- TEXTO PARA LEITURA

┏━━

ChatGPT ganha suporte a WebMCP e passa a usar ferramentas de sites

resumo de ~3 min

OpenAI adota o padrão WebMCP no ChatGPT

A OpenAI anunciou suporte ao WebMCP no navegador integrado do aplicativo desktop do ChatGPT e no ChatGPT Sites. Com isso, quando o ChatGPT ou o Codex visita um site compatível, ele pode descobrir as ferramentas que o site expõe e usá-las para concluir a tarefa do usuário, em vez de operar a interface visualmente. Segundo a OpenAI, a detecção pode ocorrer automaticamente, sem que o cliente precise instalar uma integração separada para cada site.

Do uso visual da interface ao uso estruturado

Hoje, a maioria dos agentes usa sites aproximadamente como pessoas: leem a página, abrem menus, preenchem campos e tentam identificar o próximo botão. O texto descreve três problemas do modo atual no navegador integrado do ChatGPT: é lentido, pode cometer erros e não dá aos donos do site visibilidade sobre esse comportamento, chamado de co-browsing.

O WebMCP oferece um caminho alternativo: o site publica uma lista estruturada de ações, como buscar produtos, verificar disponibilidade, atualizar o carrinho, agendar um horário ou iniciar um trial. O exemplo dado é pedir ao ChatGPT um tênis de trilha impermeável, tamanho 11, por menos de US$ 160, e adicionar a melhor opção ao carrinho. Num site comum, o agente precisaria buscar, abrir páginas, aplicar filtros e clicar no botão certo; numa loja com WebMCP, o ChatGPT chama as ferramentas diretamente, enquanto o site mantém controle sobre o que cada ferramenta faz e quais ações exigem confirmação. A nekuda, autora do texto, diz ter construído o primeiro benchmark de WebMCP para comparar os dois modos.

┗━━

- LINHAS FORNECIDAS

┏━━

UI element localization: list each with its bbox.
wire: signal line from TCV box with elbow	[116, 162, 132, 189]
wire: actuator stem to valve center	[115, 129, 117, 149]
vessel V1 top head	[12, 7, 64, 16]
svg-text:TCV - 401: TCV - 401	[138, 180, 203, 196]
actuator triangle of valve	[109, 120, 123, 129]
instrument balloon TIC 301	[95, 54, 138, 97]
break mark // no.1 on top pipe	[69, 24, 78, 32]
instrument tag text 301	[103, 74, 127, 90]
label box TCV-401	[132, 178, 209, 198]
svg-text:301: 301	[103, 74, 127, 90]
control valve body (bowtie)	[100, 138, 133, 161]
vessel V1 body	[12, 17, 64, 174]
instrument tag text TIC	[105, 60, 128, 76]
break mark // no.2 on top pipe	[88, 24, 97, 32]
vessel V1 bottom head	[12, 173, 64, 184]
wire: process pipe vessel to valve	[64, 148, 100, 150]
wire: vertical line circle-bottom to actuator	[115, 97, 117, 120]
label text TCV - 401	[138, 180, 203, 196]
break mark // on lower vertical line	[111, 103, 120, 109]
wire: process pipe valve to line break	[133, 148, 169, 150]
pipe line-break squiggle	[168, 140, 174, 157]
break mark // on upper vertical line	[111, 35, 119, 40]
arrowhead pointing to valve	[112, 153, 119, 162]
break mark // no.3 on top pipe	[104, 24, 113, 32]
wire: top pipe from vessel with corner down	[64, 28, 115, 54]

┗━━

- O QUE FAZER
Reproduza, palavra por palavra, o texto inteiro sobre o suporte do ChatGPT ao WebMCP. As linhas não são necessárias para esta tarefa.

- RESOLUÇÃO
ChatGPT ganha suporte a WebMCP e passa a usar ferramentas de sites

resumo de ~3 min

OpenAI adota o padrão WebMCP no ChatGPT

A OpenAI anunciou suporte ao WebMCP no navegador integrado do aplicativo desktop do ChatGPT e no ChatGPT Sites. Com isso, quando o ChatGPT ou o Codex visita um site compatível, ele pode descobrir as ferramentas que o site expõe e usá-las para concluir a tarefa do usuário, em vez de operar a interface visualmente. Segundo a OpenAI, a detecção pode ocorrer automaticamente, sem que o cliente precise instalar uma integração separada para cada site.

Do uso visual da interface ao uso estruturado

Hoje, a maioria dos agentes usa sites aproximadamente como pessoas: leem a página, abrem menus, preenchem campos e tentam identificar o próximo botão. O texto descreve três problemas do modo atual no navegador integrado do ChatGPT: é lentido, pode cometer erros e não dá aos donos do site visibilidade sobre esse comportamento, chamado de co-browsing.

O WebMCP oferece um caminho alternativo: o site publica uma lista estruturada de ações, como buscar produtos, verificar disponibilidade, atualizar o carrinho, agendar um horário ou iniciar um trial. O exemplo dado é pedir ao ChatGPT um tênis de trilha impermeável, tamanho 11, por menos de US$ 160, e adicionar a melhor opção ao carrinho. Num site comum, o agente precisaria buscar, abrir páginas, aplicar filtros e clicar no botão certo; numa loja com WebMCP, o ChatGPT chama as ferramentas diretamente, enquanto o site mantém controle sobre o que cada ferramenta faz e quais ações exigem confirmação. A nekuda, autora do texto, diz ter construído o primeiro benchmark de WebMCP para comparar os dois modos.